--- BEGIN PROVIDED MATERIAL ---
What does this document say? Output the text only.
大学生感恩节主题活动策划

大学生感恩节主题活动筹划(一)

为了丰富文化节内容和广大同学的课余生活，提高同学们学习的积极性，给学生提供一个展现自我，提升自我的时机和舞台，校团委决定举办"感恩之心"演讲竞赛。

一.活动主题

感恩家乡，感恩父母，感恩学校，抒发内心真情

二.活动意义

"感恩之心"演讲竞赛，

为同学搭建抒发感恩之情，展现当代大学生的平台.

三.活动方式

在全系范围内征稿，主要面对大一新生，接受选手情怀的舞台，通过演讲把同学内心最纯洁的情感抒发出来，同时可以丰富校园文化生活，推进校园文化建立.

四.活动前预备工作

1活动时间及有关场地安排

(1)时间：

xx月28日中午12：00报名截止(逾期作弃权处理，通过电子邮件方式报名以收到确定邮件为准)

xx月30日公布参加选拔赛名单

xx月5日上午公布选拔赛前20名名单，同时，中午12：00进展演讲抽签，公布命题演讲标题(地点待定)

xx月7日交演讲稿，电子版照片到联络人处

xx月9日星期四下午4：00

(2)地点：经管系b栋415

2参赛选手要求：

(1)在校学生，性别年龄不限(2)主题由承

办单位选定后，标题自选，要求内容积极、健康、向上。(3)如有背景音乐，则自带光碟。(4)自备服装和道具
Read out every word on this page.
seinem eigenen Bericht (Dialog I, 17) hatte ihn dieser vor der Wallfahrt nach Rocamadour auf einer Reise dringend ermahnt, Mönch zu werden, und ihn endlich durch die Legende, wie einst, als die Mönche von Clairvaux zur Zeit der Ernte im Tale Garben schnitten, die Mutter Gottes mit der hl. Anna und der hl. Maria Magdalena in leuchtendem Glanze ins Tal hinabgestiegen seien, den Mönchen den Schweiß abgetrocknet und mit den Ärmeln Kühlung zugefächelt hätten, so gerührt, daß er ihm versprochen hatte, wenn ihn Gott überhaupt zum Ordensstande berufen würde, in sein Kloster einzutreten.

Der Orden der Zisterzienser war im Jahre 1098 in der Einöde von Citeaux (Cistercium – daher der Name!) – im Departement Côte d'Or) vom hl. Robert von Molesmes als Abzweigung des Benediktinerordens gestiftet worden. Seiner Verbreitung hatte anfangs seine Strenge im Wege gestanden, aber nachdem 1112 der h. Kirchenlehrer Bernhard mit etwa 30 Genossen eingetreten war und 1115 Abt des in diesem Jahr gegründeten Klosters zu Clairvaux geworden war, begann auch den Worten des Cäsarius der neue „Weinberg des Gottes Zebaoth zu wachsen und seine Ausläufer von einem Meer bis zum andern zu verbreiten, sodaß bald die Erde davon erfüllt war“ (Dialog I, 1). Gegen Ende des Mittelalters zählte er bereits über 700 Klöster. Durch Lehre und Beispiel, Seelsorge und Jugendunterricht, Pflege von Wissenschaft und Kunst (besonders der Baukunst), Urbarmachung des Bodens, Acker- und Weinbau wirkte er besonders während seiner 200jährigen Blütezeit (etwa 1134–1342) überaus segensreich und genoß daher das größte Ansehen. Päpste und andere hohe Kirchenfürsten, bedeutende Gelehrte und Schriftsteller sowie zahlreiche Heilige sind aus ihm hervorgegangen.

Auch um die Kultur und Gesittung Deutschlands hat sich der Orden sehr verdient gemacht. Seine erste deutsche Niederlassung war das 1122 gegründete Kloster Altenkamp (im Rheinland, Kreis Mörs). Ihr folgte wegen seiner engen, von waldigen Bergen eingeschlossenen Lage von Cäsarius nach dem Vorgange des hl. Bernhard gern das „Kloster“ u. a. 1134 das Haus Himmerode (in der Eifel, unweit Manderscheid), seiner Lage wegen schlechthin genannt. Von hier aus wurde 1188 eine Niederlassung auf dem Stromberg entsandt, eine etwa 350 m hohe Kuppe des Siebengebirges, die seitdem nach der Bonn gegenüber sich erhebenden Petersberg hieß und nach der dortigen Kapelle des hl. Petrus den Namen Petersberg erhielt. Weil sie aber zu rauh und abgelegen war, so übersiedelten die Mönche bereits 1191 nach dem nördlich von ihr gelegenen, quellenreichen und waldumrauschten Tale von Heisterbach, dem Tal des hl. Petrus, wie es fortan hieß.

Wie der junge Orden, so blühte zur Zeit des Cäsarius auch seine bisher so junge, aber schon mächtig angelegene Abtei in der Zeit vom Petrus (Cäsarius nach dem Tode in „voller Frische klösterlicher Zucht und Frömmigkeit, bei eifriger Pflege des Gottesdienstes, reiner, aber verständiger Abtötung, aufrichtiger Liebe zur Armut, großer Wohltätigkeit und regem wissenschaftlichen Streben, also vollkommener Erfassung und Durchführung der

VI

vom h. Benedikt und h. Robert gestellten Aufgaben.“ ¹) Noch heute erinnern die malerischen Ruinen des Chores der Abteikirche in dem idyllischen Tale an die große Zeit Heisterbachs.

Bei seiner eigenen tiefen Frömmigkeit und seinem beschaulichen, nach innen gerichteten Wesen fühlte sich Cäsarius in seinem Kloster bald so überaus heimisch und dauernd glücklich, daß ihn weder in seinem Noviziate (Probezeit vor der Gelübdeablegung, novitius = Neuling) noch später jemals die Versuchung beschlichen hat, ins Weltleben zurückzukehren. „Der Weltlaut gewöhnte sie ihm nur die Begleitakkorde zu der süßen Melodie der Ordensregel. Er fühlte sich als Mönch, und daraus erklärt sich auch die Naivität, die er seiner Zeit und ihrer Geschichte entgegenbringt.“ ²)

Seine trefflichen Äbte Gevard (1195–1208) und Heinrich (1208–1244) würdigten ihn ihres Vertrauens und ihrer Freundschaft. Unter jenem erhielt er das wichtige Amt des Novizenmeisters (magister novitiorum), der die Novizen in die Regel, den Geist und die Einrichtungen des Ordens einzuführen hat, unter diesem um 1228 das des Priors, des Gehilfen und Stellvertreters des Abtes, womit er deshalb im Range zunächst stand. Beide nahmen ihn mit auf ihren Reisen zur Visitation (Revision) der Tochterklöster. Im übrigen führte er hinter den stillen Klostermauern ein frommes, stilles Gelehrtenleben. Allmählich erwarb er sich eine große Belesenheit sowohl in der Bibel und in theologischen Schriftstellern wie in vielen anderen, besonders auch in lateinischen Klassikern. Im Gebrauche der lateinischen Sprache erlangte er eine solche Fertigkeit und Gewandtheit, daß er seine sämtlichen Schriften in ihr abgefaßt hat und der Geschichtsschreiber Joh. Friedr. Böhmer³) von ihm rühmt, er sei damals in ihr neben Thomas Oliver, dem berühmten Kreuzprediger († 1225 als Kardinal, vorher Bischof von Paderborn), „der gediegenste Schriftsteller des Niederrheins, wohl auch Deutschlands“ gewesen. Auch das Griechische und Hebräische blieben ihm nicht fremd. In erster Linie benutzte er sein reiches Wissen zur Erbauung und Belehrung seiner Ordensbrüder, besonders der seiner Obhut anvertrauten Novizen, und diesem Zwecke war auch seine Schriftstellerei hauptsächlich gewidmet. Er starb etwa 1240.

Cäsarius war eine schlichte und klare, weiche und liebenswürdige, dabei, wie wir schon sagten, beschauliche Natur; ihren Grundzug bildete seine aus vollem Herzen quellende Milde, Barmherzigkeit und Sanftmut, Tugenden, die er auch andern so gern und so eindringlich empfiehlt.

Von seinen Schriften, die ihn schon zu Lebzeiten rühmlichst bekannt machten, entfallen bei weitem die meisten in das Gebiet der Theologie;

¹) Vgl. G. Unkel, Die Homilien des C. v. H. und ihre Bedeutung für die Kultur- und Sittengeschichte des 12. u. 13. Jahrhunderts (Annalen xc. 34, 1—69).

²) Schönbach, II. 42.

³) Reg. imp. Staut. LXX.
--- END PROVIDED MATERIAL ---
[THE PROBLEM]:
Please output the entries above, every line exactly as it reads.

[WRITTEN SOLUTION]:
What does this document say? Output the text only.
大学生感恩节主题活动策划

大学生感恩节主题活动筹划(一)

为了丰富文化节内容和广大同学的课余生活，提高同学们学习的积极性，给学生提供一个展现自我，提升自我的时机和舞台，校团委决定举办"感恩之心"演讲竞赛。

一.活动主题

感恩家乡，感恩父母，感恩学校，抒发内心真情

二.活动意义

"感恩之心"演讲竞赛，

为同学搭建抒发感恩之情，展现当代大学生的平台.

三.活动方式

在全系范围内征稿，主要面对大一新生，接受选手情怀的舞台，通过演讲把同学内心最纯洁的情感抒发出来，同时可以丰富校园文化生活，推进校园文化建立.

四.活动前预备工作

1活动时间及有关场地安排

(1)时间：

xx月28日中午12：00报名截止(逾期作弃权处理，通过电子邮件方式报名以收到确定邮件为准)

xx月30日公布参加选拔赛名单

xx月5日上午公布选拔赛前20名名单，同时，中午12：00进展演讲抽签，公布命题演讲标题(地点待定)

xx月7日交演讲稿，电子版照片到联络人处

xx月9日星期四下午4：00

(2)地点：经管系b栋415

2参赛选手要求：

(1)在校学生，性别年龄不限(2)主题由承

办单位选定后，标题自选，要求内容积极、健康、向上。(3)如有背景音乐，则自带光碟。(4)自备服装和道具
Read out every word on this page.
seinem eigenen Bericht (Dialog I, 17) hatte ihn dieser vor der Wallfahrt nach Rocamadour auf einer Reise dringend ermahnt, Mönch zu werden, und ihn endlich durch die Legende, wie einst, als die Mönche von Clairvaux zur Zeit der Ernte im Tale Garben schnitten, die Mutter Gottes mit der hl. Anna und der hl. Maria Magdalena in leuchtendem Glanze ins Tal hinabgestiegen seien, den Mönchen den Schweiß abgetrocknet und mit den Ärmeln Kühlung zugefächelt hätten, so gerührt, daß er ihm versprochen hatte, wenn ihn Gott überhaupt zum Ordensstande berufen würde, in sein Kloster einzutreten.

Der Orden der Zisterzienser war im Jahre 1098 in der Einöde von Citeaux (Cistercium – daher der Name!) – im Departement Côte d'Or) vom hl. Robert von Molesmes als Abzweigung des Benediktinerordens gestiftet worden. Seiner Verbreitung hatte anfangs seine Strenge im Wege gestanden, aber nachdem 1112 der h. Kirchenlehrer Bernhard mit etwa 30 Genossen eingetreten war und 1115 Abt des in diesem Jahr gegründeten Klosters zu Clairvaux geworden war, begann auch den Worten des Cäsarius der neue „Weinberg des Gottes Zebaoth zu wachsen und seine Ausläufer von einem Meer bis zum andern zu verbreiten, sodaß bald die Erde davon erfüllt war“ (Dialog I, 1). Gegen Ende des Mittelalters zählte er bereits über 700 Klöster. Durch Lehre und Beispiel, Seelsorge und Jugendunterricht, Pflege von Wissenschaft und Kunst (besonders der Baukunst), Urbarmachung des Bodens, Acker- und Weinbau wirkte er besonders während seiner 200jährigen Blütezeit (etwa 1134–1342) überaus segensreich und genoß daher das größte Ansehen. Päpste und andere hohe Kirchenfürsten, bedeutende Gelehrte und Schriftsteller sowie zahlreiche Heilige sind aus ihm hervorgegangen.

Auch um die Kultur und Gesittung Deutschlands hat sich der Orden sehr verdient gemacht. Seine erste deutsche Niederlassung war das 1122 gegründete Kloster Altenkamp (im Rheinland, Kreis Mörs). Ihr folgte wegen seiner engen, von waldigen Bergen eingeschlossenen Lage von Cäsarius nach dem Vorgange des hl. Bernhard gern das „Kloster“ u. a. 1134 das Haus Himmerode (in der Eifel, unweit Manderscheid), seiner Lage wegen schlechthin genannt. Von hier aus wurde 1188 eine Niederlassung auf dem Stromberg entsandt, eine etwa 350 m hohe Kuppe des Siebengebirges, die seitdem nach der Bonn gegenüber sich erhebenden Petersberg hieß und nach der dortigen Kapelle des hl. Petrus den Namen Petersberg erhielt. Weil sie aber zu rauh und abgelegen war, so übersiedelten die Mönche bereits 1191 nach dem nördlich von ihr gelegenen, quellenreichen und waldumrauschten Tale von Heisterbach, dem Tal des hl. Petrus, wie es fortan hieß.

Wie der junge Orden, so blühte zur Zeit des Cäsarius auch seine bisher so junge, aber schon mächtig angelegene Abtei in der Zeit vom Petrus (Cäsarius nach dem Tode in „voller Frische klösterlicher Zucht und Frömmigkeit, bei eifriger Pflege des Gottesdienstes, reiner, aber verständiger Abtötung, aufrichtiger Liebe zur Armut, großer Wohltätigkeit und regem wissenschaftlichen Streben, also vollkommener Erfassung und Durchführung der

VI

vom h. Benedikt und h. Robert gestellten Aufgaben.“ ¹) Noch heute erinnern die malerischen Ruinen des Chores der Abteikirche in dem idyllischen Tale an die große Zeit Heisterbachs.

Bei seiner eigenen tiefen Frömmigkeit und seinem beschaulichen, nach innen gerichteten Wesen fühlte sich Cäsarius in seinem Kloster bald so überaus heimisch und dauernd glücklich, daß ihn weder in seinem Noviziate (Probezeit vor der Gelübdeablegung, novitius = Neuling) noch später jemals die Versuchung beschlichen hat, ins Weltleben zurückzukehren. „Der Weltlaut gewöhnte sie ihm nur die Begleitakkorde zu der süßen Melodie der Ordensregel. Er fühlte sich als Mönch, und daraus erklärt sich auch die Naivität, die er seiner Zeit und ihrer Geschichte entgegenbringt.“ ²)

Seine trefflichen Äbte Gevard (1195–1208) und Heinrich (1208–1244) würdigten ihn ihres Vertrauens und ihrer Freundschaft. Unter jenem erhielt er das wichtige Amt des Novizenmeisters (magister novitiorum), der die Novizen in die Regel, den Geist und die Einrichtungen des Ordens einzuführen hat, unter diesem um 1228 das des Priors, des Gehilfen und Stellvertreters des Abtes, womit er deshalb im Range zunächst stand. Beide nahmen ihn mit auf ihren Reisen zur Visitation (Revision) der Tochterklöster. Im übrigen führte er hinter den stillen Klostermauern ein frommes, stilles Gelehrtenleben. Allmählich erwarb er sich eine große Belesenheit sowohl in der Bibel und in theologischen Schriftstellern wie in vielen anderen, besonders auch in lateinischen Klassikern. Im Gebrauche der lateinischen Sprache erlangte er eine solche Fertigkeit und Gewandtheit, daß er seine sämtlichen Schriften in ihr abgefaßt hat und der Geschichtsschreiber Joh. Friedr. Böhmer³) von ihm rühmt, er sei damals in ihr neben Thomas Oliver, dem berühmten Kreuzprediger († 1225 als Kardinal, vorher Bischof von Paderborn), „der gediegenste Schriftsteller des Niederrheins, wohl auch Deutschlands“ gewesen. Auch das Griechische und Hebräische blieben ihm nicht fremd. In erster Linie benutzte er sein reiches Wissen zur Erbauung und Belehrung seiner Ordensbrüder, besonders der seiner Obhut anvertrauten Novizen, und diesem Zwecke war auch seine Schriftstellerei hauptsächlich gewidmet. Er starb etwa 1240.

Cäsarius war eine schlichte und klare, weiche und liebenswürdige, dabei, wie wir schon sagten, beschauliche Natur; ihren Grundzug bildete seine aus vollem Herzen quellende Milde, Barmherzigkeit und Sanftmut, Tugenden, die er auch andern so gern und so eindringlich empfiehlt.

Von seinen Schriften, die ihn schon zu Lebzeiten rühmlichst bekannt machten, entfallen bei weitem die meisten in das Gebiet der Theologie;

¹) Vgl. G. Unkel, Die Homilien des C. v. H. und ihre Bedeutung für die Kultur- und Sittengeschichte des 12. u. 13. Jahrhunderts (Annalen xc. 34, 1—69).

²) Schönbach, II. 42.

³) Reg. imp. Staut. LXX.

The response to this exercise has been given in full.